[START Task inputs]

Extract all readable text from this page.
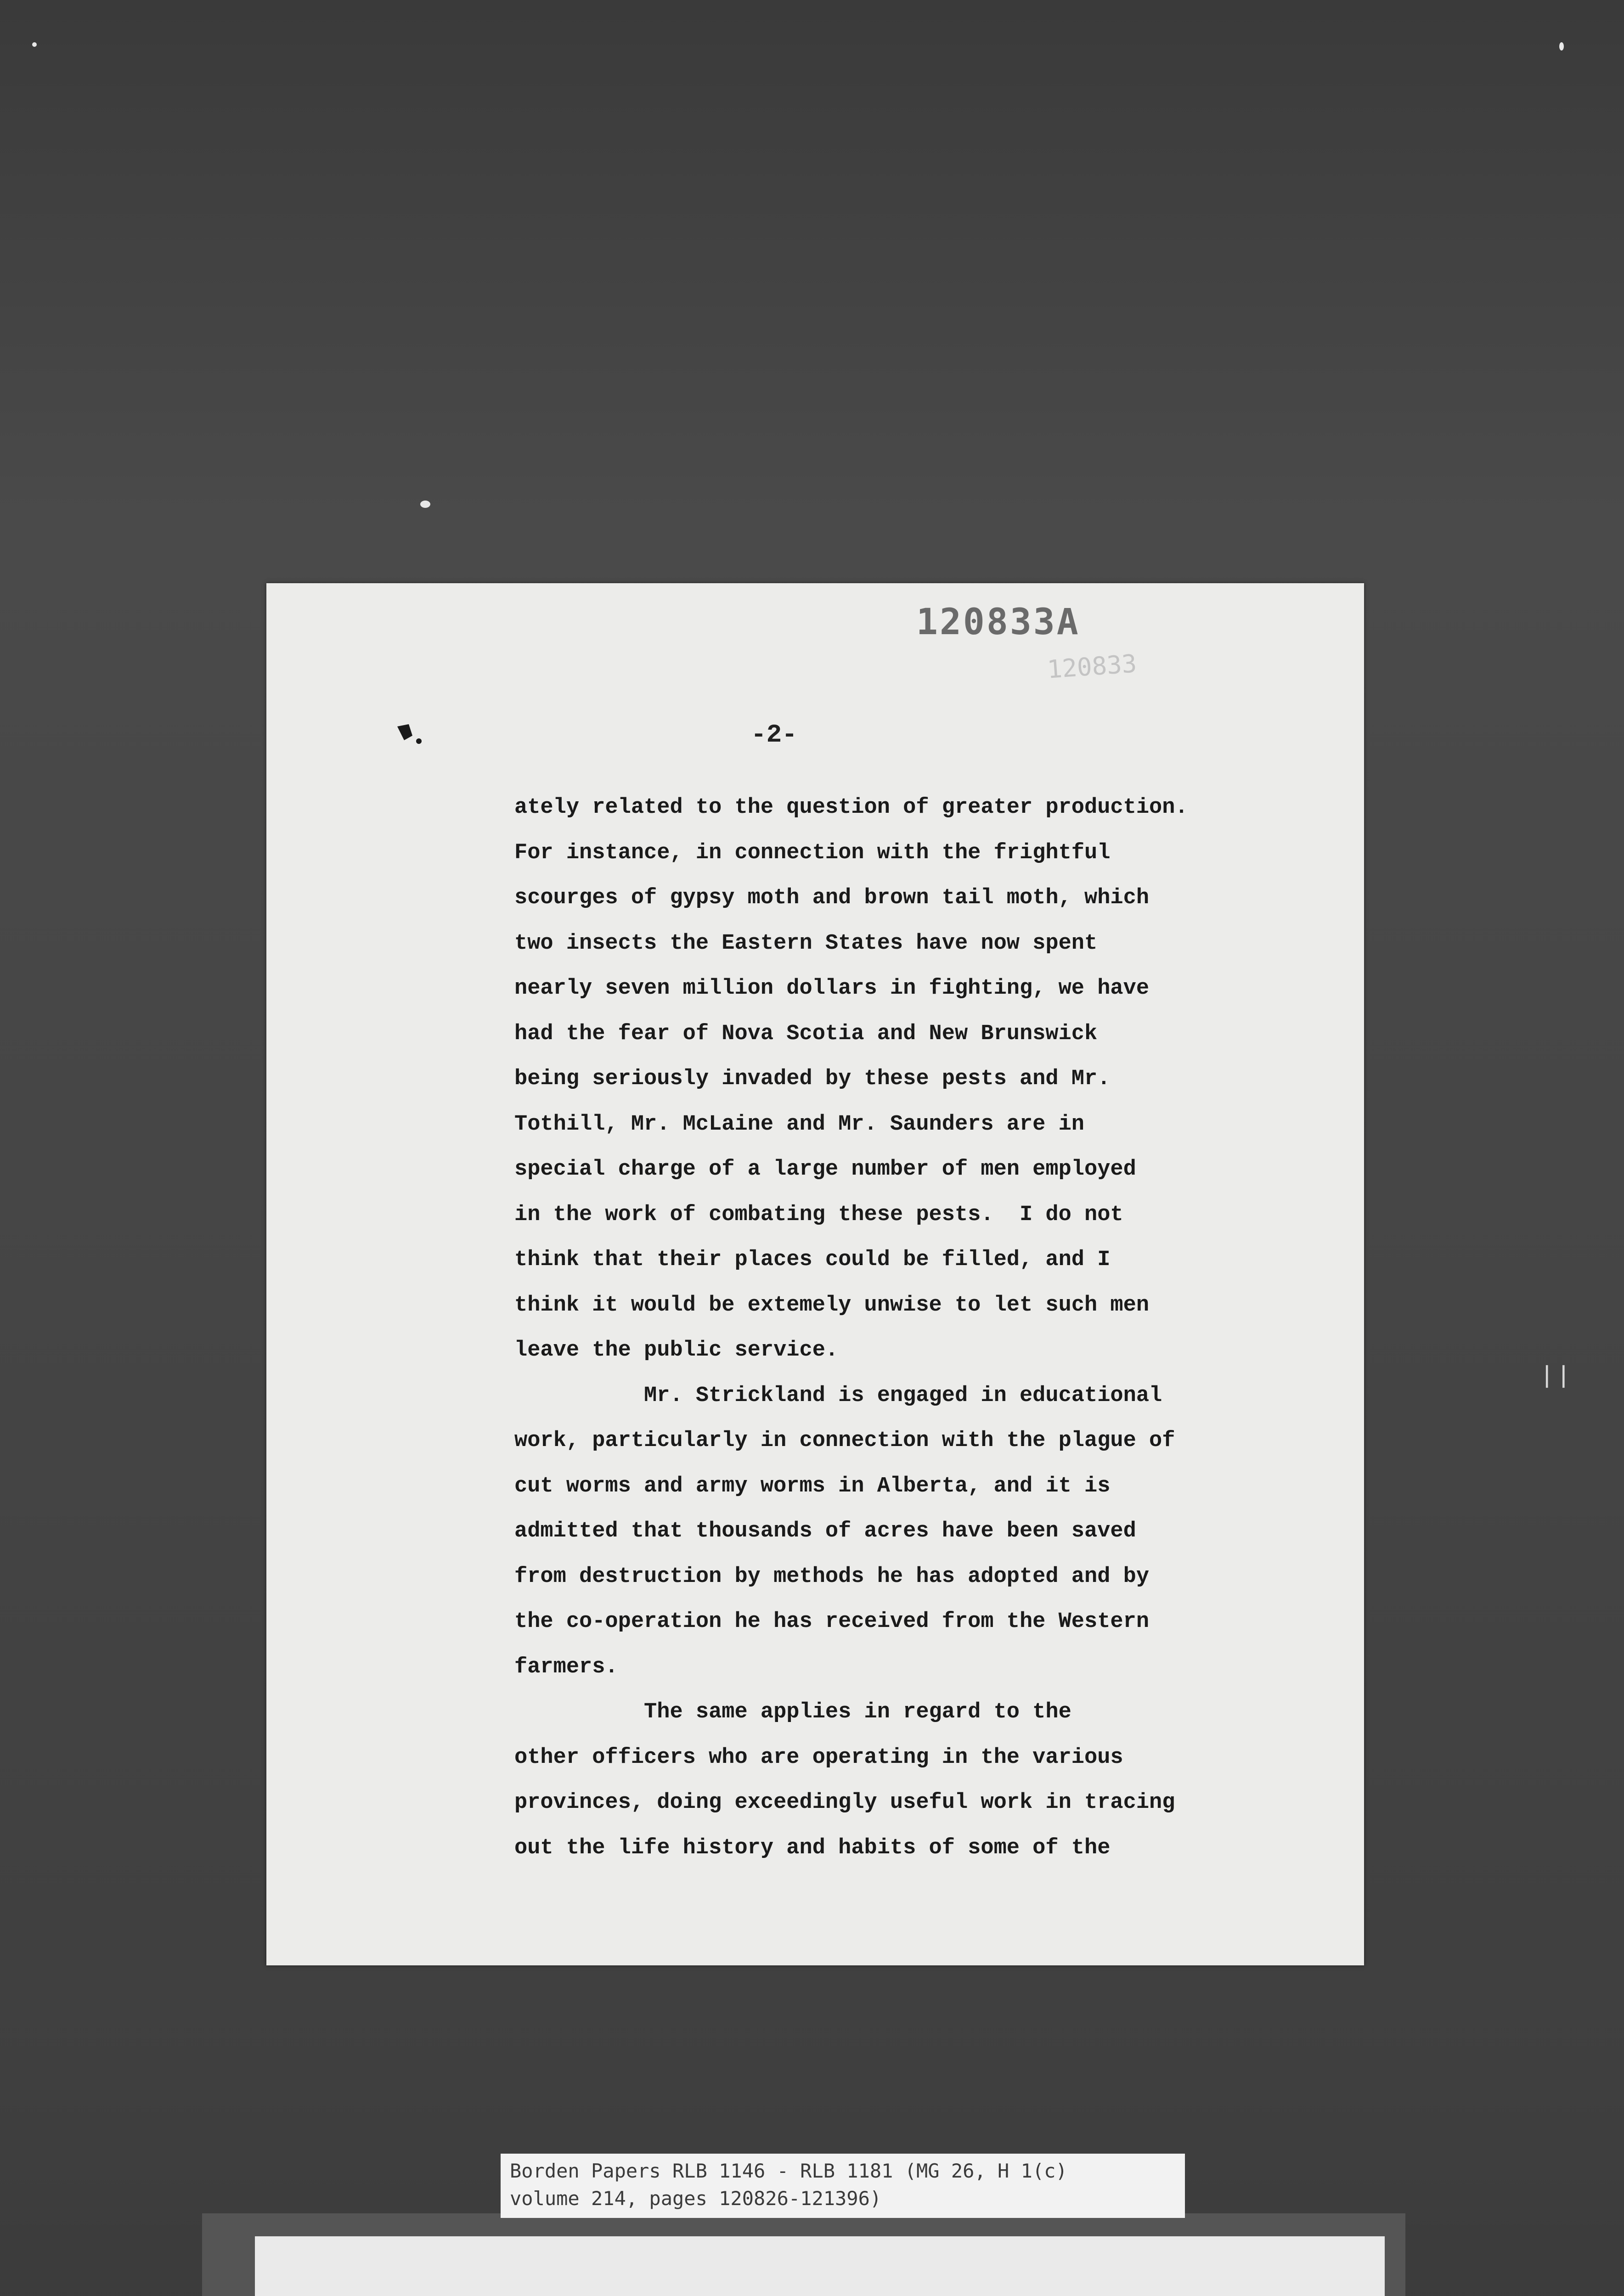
❘❘
120833A
120833
-2-
ately related to the question of greater production.
For instance, in connection with the frightful
scourges of gypsy moth and brown tail moth, which
two insects the Eastern States have now spent
nearly seven million dollars in fighting, we have
had the fear of Nova Scotia and New Brunswick
being seriously invaded by these pests and Mr.
Tothill, Mr. McLaine and Mr. Saunders are in
special charge of a large number of men employed
in the work of combating these pests.  I do not
think that their places could be filled, and I
think it would be extemely unwise to let such men
leave the public service.
Mr. Strickland is engaged in educational
work, particularly in connection with the plague of
cut worms and army worms in Alberta, and it is
admitted that thousands of acres have been saved
from destruction by methods he has adopted and by
the co-operation he has received from the Western
farmers.
The same applies in regard to the
other officers who are operating in the various
provinces, doing exceedingly useful work in tracing
out the life history and habits of some of the
Borden Papers RLB 1146 - RLB 1181 (MG 26, H 1(c)
volume 214, pages 120826-121396)
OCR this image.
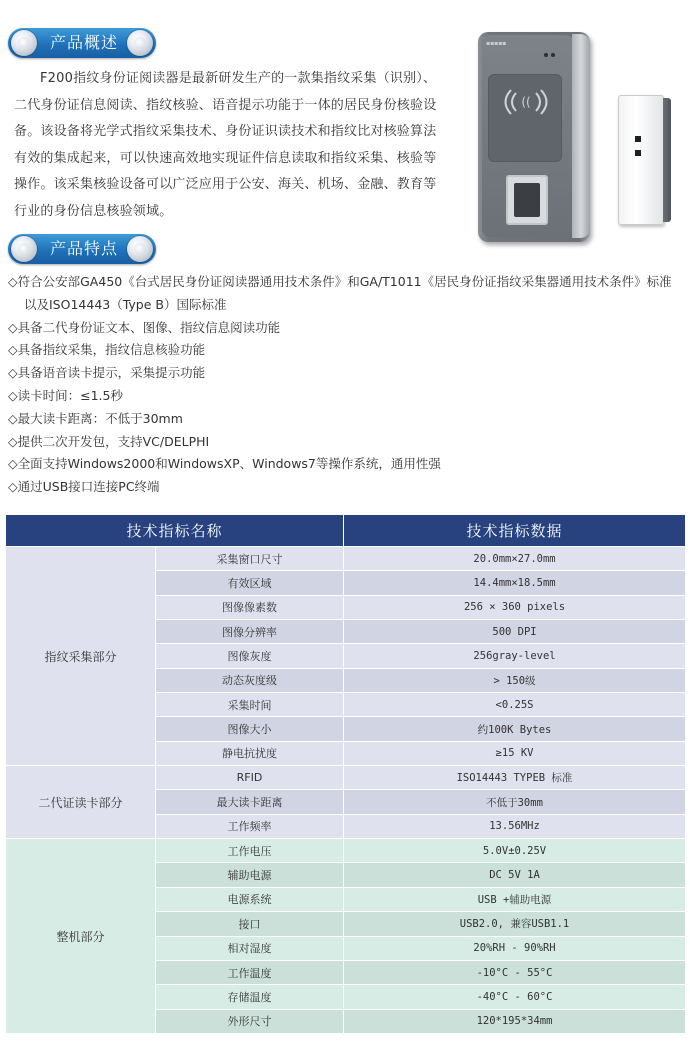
产品概述

F200指纹身份证阅读器是最新研发生产的一款集指纹采集（识别）、二代身份证信息阅读、指纹核验、语音提示功能于一体的居民身份核验设备。该设备将光学式指纹采集技术、身份证识读技术和指纹比对核验算法有效的集成起来，可以快速高效地实现证件信息读取和指纹采集、核验等操作。该采集核验设备可以广泛应用于公安、海关、机场、金融、教育等行业的身份信息核验领域。

▪▪▪▪▪
((
产品特点
◇ 符合公安部GA450《台式居民身份证阅读器通用技术条件》和GA/T1011《居民身份证指纹采集器通用技术条件》标准以及ISO14443（Type B）国际标准
◇ 具备二代身份证文本、图像、指纹信息阅读功能
◇ 具备指纹采集，指纹信息核验功能
◇ 具备语音读卡提示，采集提示功能
◇ 读卡时间：≤1.5秒
◇ 最大读卡距离：不低于30mm
◇ 提供二次开发包，支持VC/DELPHI
◇ 全面支持Windows2000和WindowsXP、Windows7等操作系统，通用性强
◇ 通过USB接口连接PC终端
技术指标名称		技术指标数据
指纹采集部分	采集窗口尺寸	20.0mm×27.0mm
	有效区域	14.4mm×18.5mm
	图像像素数	256 × 360 pixels
	图像分辨率	500 DPI
	图像灰度	256gray-level
	动态灰度级	> 150级
	采集时间	<0.25S
	图像大小	约100K Bytes
	静电抗扰度	≥15 KV
二代证读卡部分	RFID	ISO14443 TYPEB 标准
	最大读卡距离	不低于30mm
	工作频率	13.56MHz
整机部分	工作电压	5.0V±0.25V
	辅助电源	DC 5V 1A
	电源系统	USB +辅助电源
	接口	USB2.0, 兼容USB1.1
	相对湿度	20%RH - 90%RH
	工作温度	-10°C - 55°C
	存储温度	-40°C - 60°C
	外形尺寸	120*195*34mm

[END Task inputs]

Problem details: Give the data above again in full and unchanged, skipping the pictures.

Response to the task:
Extract all readable text from this page.
❘❘
120833A
120833
-2-
ately related to the question of greater production.
For instance, in connection with the frightful
scourges of gypsy moth and brown tail moth, which
two insects the Eastern States have now spent
nearly seven million dollars in fighting, we have
had the fear of Nova Scotia and New Brunswick
being seriously invaded by these pests and Mr.
Tothill, Mr. McLaine and Mr. Saunders are in
special charge of a large number of men employed
in the work of combating these pests.  I do not
think that their places could be filled, and I
think it would be extemely unwise to let such men
leave the public service.
Mr. Strickland is engaged in educational
work, particularly in connection with the plague of
cut worms and army worms in Alberta, and it is
admitted that thousands of acres have been saved
from destruction by methods he has adopted and by
the co-operation he has received from the Western
farmers.
The same applies in regard to the
other officers who are operating in the various
provinces, doing exceedingly useful work in tracing
out the life history and habits of some of the
Borden Papers RLB 1146 - RLB 1181 (MG 26, H 1(c)
volume 214, pages 120826-121396)
OCR this image.
产品概述

F200指纹身份证阅读器是最新研发生产的一款集指纹采集（识别）、二代身份证信息阅读、指纹核验、语音提示功能于一体的居民身份核验设备。该设备将光学式指纹采集技术、身份证识读技术和指纹比对核验算法有效的集成起来，可以快速高效地实现证件信息读取和指纹采集、核验等操作。该采集核验设备可以广泛应用于公安、海关、机场、金融、教育等行业的身份信息核验领域。

▪▪▪▪▪
((
产品特点
◇ 符合公安部GA450《台式居民身份证阅读器通用技术条件》和GA/T1011《居民身份证指纹采集器通用技术条件》标准以及ISO14443（Type B）国际标准
◇ 具备二代身份证文本、图像、指纹信息阅读功能
◇ 具备指纹采集，指纹信息核验功能
◇ 具备语音读卡提示，采集提示功能
◇ 读卡时间：≤1.5秒
◇ 最大读卡距离：不低于30mm
◇ 提供二次开发包，支持VC/DELPHI
◇ 全面支持Windows2000和WindowsXP、Windows7等操作系统，通用性强
◇ 通过USB接口连接PC终端
技术指标名称		技术指标数据
指纹采集部分	采集窗口尺寸	20.0mm×27.0mm
	有效区域	14.4mm×18.5mm
	图像像素数	256 × 360 pixels
	图像分辨率	500 DPI
	图像灰度	256gray-level
	动态灰度级	> 150级
	采集时间	<0.25S
	图像大小	约100K Bytes
	静电抗扰度	≥15 KV
二代证读卡部分	RFID	ISO14443 TYPEB 标准
	最大读卡距离	不低于30mm
	工作频率	13.56MHz
整机部分	工作电压	5.0V±0.25V
	辅助电源	DC 5V 1A
	电源系统	USB +辅助电源
	接口	USB2.0, 兼容USB1.1
	相对湿度	20%RH - 90%RH
	工作温度	-10°C - 55°C
	存储温度	-40°C - 60°C
	外形尺寸	120*195*34mm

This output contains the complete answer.